▶ Aim: Scan the lines below for the word "image". Copy each line you find it in.
★ ★ ★
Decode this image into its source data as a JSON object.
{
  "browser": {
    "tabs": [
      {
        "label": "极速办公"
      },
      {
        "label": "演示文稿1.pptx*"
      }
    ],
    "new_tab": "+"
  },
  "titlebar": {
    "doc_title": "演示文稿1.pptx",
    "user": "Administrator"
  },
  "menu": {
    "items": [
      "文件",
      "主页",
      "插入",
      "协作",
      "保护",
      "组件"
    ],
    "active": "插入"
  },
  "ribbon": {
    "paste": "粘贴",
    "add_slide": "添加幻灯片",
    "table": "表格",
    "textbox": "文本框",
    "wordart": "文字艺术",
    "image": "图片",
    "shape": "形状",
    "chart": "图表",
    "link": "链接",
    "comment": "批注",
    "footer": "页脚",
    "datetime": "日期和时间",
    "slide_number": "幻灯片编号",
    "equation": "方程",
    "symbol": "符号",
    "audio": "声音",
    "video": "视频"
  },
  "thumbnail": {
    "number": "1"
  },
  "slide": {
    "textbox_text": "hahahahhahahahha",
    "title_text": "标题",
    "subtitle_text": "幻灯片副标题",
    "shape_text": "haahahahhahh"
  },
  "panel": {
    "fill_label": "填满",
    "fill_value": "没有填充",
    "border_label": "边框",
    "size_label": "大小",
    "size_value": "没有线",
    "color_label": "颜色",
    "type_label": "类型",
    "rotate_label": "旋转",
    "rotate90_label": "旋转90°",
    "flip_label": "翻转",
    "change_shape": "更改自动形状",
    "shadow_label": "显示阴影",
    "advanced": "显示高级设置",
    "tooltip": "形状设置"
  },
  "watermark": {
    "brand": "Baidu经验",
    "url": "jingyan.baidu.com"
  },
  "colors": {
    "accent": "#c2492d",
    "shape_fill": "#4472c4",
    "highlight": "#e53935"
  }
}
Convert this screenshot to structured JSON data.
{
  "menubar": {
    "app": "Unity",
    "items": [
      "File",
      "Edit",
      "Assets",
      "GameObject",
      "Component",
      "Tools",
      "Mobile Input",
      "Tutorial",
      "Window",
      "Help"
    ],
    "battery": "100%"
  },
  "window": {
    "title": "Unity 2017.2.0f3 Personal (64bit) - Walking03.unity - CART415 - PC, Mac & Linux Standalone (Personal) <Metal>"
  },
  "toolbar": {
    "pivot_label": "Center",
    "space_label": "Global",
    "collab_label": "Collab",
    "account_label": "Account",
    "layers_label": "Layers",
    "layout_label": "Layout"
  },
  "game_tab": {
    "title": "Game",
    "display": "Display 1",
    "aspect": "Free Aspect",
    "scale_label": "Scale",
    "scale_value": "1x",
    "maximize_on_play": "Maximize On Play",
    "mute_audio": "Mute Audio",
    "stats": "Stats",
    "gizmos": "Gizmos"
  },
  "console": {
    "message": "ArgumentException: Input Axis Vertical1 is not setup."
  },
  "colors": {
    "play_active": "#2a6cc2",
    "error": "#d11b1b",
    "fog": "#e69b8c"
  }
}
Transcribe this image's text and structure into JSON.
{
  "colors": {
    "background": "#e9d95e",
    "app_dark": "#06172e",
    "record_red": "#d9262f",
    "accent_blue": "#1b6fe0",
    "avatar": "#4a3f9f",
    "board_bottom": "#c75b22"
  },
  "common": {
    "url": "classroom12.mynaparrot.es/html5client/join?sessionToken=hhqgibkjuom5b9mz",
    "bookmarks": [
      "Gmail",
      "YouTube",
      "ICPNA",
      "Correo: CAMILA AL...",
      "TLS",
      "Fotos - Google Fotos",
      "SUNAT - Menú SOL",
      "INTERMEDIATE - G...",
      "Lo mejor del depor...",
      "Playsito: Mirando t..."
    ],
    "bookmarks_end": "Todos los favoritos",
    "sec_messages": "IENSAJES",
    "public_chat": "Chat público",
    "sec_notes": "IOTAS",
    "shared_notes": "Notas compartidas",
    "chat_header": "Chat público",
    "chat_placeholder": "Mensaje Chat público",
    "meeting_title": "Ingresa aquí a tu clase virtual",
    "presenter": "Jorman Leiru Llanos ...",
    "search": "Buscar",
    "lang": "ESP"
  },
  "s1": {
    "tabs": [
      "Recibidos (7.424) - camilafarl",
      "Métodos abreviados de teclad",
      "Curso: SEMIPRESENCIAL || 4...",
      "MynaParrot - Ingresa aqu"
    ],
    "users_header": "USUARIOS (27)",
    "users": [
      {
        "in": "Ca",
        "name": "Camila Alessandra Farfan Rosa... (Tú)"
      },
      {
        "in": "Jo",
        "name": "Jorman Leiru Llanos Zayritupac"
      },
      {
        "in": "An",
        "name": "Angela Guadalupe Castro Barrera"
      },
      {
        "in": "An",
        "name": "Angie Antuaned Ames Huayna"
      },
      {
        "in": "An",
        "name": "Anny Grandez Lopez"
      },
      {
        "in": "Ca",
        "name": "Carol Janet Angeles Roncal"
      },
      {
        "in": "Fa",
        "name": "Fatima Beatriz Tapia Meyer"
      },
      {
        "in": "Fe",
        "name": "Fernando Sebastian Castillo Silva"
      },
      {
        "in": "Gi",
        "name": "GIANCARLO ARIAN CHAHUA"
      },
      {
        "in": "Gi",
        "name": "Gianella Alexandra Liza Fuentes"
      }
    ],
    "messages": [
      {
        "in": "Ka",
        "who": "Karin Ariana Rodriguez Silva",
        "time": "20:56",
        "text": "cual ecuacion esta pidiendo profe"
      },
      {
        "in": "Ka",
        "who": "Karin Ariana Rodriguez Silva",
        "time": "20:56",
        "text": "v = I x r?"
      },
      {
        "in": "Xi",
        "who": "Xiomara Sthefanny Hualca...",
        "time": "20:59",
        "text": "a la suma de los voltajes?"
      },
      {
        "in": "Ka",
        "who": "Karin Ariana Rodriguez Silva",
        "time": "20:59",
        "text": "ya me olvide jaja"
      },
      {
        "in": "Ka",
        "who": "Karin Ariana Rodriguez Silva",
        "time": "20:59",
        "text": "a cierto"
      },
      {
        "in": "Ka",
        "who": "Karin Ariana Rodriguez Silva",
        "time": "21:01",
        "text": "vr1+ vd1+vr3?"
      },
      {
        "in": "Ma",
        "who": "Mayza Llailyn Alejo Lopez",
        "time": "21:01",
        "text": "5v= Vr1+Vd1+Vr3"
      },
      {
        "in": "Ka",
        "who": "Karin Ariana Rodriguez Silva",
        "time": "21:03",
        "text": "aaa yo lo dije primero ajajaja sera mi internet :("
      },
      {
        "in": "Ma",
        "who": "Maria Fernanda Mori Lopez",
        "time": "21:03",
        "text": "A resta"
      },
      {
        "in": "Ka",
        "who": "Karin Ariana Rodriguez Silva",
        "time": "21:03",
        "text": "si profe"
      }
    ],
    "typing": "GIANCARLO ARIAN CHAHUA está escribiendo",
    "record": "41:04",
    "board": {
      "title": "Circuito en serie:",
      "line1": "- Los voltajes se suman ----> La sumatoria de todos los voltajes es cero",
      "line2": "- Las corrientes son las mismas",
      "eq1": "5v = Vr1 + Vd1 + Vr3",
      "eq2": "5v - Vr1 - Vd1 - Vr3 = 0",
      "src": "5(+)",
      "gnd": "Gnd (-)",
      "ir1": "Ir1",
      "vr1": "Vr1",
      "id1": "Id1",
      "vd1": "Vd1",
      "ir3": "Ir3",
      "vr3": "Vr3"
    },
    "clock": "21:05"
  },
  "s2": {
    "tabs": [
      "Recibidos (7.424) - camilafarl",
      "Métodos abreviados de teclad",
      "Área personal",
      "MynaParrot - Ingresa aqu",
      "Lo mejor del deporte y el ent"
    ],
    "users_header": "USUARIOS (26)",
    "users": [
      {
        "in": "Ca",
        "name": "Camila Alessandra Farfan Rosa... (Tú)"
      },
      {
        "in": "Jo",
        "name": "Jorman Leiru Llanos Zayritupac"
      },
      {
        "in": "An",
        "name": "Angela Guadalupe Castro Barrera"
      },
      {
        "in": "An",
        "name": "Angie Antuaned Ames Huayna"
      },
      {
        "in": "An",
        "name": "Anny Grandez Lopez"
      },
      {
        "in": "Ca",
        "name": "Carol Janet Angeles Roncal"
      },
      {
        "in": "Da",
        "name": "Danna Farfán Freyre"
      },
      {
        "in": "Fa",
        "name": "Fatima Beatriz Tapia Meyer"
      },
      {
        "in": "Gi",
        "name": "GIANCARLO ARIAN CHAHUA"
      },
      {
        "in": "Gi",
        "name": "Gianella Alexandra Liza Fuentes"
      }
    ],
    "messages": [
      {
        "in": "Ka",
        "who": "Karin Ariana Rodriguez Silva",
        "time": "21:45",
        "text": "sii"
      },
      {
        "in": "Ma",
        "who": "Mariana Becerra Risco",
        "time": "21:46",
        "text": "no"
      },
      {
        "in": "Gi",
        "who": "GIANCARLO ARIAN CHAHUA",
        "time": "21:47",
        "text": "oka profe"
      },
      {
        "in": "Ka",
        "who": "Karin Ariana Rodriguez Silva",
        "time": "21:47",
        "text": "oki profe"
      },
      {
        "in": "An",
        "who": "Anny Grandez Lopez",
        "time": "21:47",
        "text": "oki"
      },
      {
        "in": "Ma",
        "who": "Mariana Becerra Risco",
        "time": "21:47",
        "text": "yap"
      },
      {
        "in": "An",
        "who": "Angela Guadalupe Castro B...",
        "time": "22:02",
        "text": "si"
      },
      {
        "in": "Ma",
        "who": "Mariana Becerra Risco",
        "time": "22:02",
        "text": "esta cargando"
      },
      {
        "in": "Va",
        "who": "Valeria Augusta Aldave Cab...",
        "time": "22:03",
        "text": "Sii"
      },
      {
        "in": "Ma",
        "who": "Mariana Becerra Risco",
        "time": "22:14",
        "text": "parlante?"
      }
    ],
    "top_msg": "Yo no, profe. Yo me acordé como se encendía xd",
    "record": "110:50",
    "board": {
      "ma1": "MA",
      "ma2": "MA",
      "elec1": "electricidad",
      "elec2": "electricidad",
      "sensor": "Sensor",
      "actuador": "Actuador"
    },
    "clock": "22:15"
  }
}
★ ★ ★
▶ The result:
Decode this image into its source data as a JSON object.
    "image": "图片",
Transcribe this image's text and structure into JSON.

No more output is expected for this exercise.